OBJECTIVE ▸ State how many lines of the entries hold the string "circle". Reply with the number alone.

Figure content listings
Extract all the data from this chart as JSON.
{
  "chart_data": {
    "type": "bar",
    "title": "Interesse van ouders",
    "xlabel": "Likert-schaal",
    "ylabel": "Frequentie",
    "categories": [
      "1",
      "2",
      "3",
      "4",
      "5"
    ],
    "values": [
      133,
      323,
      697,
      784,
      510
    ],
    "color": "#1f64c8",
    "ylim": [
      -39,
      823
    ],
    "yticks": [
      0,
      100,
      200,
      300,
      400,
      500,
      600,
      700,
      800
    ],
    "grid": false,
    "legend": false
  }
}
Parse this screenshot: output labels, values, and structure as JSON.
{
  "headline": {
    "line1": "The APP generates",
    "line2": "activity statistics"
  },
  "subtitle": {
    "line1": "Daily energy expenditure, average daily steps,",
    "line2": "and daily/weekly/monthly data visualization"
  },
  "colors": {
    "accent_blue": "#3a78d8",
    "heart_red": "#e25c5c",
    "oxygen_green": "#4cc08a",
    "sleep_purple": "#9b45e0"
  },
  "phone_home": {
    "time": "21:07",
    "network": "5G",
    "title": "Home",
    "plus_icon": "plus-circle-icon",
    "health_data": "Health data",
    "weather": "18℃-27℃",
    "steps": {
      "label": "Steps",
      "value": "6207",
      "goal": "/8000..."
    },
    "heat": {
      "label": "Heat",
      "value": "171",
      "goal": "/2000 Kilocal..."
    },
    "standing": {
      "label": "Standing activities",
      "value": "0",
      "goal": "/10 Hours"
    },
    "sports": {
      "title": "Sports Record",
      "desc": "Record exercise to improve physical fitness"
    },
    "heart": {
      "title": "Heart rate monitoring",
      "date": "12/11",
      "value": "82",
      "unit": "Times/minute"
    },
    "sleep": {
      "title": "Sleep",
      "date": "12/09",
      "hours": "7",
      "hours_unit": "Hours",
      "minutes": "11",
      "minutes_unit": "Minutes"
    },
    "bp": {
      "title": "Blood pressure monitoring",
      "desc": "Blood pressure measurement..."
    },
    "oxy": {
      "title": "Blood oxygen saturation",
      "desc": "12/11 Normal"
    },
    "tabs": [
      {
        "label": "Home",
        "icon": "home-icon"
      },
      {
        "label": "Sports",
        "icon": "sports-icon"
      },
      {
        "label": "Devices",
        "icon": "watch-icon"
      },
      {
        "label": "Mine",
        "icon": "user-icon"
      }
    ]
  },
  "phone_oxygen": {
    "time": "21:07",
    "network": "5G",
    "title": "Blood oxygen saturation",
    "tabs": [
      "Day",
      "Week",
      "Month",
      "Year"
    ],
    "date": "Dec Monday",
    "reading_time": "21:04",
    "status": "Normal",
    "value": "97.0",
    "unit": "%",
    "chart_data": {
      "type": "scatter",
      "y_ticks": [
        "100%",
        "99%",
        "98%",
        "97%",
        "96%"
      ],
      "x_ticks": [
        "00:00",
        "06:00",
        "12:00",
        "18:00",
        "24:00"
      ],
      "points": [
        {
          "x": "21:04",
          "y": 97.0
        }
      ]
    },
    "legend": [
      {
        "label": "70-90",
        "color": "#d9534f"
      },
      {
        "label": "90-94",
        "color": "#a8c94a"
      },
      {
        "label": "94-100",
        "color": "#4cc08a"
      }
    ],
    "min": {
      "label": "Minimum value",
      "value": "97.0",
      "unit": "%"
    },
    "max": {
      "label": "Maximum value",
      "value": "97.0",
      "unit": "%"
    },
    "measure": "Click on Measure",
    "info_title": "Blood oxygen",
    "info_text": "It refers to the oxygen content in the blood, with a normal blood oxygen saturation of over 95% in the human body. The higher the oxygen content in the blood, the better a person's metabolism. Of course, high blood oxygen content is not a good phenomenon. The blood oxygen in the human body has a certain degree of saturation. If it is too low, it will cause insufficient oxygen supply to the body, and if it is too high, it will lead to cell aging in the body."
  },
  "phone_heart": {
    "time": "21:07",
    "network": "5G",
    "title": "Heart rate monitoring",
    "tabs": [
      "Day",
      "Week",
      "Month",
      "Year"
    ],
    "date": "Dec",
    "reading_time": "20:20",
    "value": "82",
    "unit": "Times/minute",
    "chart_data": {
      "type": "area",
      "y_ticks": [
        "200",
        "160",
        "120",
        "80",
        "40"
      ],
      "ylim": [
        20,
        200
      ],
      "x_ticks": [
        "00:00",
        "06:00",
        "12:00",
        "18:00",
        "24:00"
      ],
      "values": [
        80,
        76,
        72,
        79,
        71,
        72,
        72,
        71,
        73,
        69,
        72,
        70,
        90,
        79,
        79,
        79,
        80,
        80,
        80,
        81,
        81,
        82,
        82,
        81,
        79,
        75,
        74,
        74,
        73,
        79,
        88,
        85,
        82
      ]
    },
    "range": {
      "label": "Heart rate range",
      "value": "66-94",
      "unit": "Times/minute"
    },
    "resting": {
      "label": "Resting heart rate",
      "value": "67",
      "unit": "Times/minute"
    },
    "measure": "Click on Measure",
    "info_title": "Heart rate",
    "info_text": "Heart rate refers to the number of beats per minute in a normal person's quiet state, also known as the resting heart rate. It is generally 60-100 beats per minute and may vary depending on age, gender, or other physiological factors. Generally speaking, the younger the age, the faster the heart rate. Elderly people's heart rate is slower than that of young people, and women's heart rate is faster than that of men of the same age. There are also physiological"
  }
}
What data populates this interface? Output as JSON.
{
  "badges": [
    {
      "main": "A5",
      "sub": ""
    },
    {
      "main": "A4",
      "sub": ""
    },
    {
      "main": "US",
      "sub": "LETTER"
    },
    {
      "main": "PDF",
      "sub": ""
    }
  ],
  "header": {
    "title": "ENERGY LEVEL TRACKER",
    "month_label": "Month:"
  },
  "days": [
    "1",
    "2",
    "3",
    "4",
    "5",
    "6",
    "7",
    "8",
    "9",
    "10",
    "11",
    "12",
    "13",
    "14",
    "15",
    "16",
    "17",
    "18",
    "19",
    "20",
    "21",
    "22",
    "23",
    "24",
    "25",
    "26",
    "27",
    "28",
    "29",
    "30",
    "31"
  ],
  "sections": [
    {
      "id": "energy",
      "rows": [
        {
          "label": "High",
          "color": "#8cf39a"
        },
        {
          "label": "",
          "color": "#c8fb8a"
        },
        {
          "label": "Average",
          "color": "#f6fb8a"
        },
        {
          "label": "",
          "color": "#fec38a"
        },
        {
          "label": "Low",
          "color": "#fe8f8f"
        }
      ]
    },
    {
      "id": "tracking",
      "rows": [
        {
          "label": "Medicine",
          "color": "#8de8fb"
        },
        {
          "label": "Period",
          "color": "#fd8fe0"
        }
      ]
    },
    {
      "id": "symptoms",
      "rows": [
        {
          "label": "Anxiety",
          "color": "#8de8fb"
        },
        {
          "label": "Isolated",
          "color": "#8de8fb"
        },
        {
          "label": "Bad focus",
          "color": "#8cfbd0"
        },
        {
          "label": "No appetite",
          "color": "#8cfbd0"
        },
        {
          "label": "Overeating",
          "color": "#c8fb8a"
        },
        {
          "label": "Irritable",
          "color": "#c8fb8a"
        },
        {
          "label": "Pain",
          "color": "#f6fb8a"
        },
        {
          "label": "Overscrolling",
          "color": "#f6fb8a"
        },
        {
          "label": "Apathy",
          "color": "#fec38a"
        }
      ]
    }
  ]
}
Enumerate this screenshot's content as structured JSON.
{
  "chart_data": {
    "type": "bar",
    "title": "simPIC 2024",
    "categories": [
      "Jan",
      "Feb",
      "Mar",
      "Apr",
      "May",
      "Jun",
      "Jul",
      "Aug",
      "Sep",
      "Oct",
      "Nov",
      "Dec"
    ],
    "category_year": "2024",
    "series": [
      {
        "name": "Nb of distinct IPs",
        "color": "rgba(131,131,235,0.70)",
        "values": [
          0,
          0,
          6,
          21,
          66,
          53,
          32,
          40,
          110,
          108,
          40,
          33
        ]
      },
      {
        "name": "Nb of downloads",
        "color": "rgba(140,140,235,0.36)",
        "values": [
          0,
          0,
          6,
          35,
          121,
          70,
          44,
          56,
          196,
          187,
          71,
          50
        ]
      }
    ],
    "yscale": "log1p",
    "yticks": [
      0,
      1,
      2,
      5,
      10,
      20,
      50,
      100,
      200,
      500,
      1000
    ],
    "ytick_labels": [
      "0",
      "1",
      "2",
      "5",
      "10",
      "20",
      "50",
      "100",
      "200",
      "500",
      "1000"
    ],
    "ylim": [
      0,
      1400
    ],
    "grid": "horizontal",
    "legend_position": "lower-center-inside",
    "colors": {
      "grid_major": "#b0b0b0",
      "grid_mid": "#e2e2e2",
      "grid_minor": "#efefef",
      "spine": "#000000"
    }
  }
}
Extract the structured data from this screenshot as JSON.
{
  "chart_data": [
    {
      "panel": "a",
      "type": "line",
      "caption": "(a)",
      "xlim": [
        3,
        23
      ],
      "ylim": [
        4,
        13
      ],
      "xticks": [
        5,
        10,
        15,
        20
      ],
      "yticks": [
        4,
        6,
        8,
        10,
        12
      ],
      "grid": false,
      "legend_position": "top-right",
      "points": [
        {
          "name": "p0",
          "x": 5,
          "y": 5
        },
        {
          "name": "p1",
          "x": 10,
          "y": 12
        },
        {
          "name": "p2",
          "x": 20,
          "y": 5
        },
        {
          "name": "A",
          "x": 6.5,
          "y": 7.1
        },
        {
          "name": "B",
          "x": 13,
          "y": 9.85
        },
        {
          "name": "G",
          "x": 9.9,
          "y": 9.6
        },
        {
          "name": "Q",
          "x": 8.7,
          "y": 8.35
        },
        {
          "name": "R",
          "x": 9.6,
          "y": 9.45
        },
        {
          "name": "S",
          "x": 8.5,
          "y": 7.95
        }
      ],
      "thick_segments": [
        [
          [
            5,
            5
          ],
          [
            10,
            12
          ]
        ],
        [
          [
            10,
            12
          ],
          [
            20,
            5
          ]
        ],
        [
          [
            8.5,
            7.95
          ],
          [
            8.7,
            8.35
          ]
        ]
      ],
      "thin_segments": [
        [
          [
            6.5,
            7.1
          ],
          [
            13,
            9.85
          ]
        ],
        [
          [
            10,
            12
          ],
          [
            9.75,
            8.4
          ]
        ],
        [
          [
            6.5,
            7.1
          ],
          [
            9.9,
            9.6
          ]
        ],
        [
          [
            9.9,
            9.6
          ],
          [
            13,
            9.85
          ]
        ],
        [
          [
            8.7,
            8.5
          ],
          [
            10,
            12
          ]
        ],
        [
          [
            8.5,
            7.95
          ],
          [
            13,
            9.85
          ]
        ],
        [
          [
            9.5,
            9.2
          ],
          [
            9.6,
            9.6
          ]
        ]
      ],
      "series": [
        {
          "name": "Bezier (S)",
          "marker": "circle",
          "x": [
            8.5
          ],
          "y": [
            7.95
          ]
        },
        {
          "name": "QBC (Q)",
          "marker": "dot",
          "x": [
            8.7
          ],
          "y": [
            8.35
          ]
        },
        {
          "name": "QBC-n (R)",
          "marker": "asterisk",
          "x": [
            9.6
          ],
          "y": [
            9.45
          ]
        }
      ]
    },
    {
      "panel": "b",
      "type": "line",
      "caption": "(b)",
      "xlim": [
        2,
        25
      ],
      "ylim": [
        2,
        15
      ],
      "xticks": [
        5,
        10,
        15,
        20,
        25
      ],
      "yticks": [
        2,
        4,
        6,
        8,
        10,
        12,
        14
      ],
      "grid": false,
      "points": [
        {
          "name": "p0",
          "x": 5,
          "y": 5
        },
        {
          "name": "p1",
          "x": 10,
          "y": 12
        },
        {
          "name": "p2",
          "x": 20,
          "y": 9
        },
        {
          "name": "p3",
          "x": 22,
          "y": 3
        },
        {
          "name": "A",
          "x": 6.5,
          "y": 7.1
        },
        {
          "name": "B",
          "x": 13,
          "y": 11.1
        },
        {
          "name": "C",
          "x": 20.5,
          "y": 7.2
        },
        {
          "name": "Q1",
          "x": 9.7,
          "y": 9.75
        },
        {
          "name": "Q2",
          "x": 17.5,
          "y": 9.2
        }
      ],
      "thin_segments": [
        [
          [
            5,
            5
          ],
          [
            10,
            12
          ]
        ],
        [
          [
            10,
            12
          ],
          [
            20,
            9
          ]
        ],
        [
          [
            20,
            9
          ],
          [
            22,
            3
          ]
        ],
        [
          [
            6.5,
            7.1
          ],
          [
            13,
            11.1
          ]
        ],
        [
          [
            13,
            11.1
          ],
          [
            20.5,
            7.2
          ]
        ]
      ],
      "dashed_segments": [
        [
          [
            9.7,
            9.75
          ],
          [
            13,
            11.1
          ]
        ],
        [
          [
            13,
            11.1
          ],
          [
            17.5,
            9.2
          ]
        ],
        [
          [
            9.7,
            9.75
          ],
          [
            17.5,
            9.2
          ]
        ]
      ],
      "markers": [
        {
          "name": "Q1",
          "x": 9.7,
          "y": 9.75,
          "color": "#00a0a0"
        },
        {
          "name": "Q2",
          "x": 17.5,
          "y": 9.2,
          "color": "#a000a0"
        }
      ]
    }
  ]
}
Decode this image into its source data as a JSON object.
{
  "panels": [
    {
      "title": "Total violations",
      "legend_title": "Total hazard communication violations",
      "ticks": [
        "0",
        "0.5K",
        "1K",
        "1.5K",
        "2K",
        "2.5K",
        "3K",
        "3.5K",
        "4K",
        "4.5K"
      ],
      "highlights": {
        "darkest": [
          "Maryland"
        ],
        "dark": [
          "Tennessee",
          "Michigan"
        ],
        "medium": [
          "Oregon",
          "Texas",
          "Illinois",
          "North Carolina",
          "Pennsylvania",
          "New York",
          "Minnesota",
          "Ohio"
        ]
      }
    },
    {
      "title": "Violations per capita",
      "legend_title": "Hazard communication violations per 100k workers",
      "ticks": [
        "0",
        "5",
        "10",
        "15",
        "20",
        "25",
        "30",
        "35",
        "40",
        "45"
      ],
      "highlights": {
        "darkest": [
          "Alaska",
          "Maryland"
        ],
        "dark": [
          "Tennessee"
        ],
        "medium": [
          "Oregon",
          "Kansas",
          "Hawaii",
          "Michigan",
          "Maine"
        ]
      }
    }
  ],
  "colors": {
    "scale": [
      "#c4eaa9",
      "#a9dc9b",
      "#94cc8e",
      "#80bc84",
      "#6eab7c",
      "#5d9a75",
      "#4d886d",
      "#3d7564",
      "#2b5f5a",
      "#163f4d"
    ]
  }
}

EXERCISE SOLUTION ▸ 2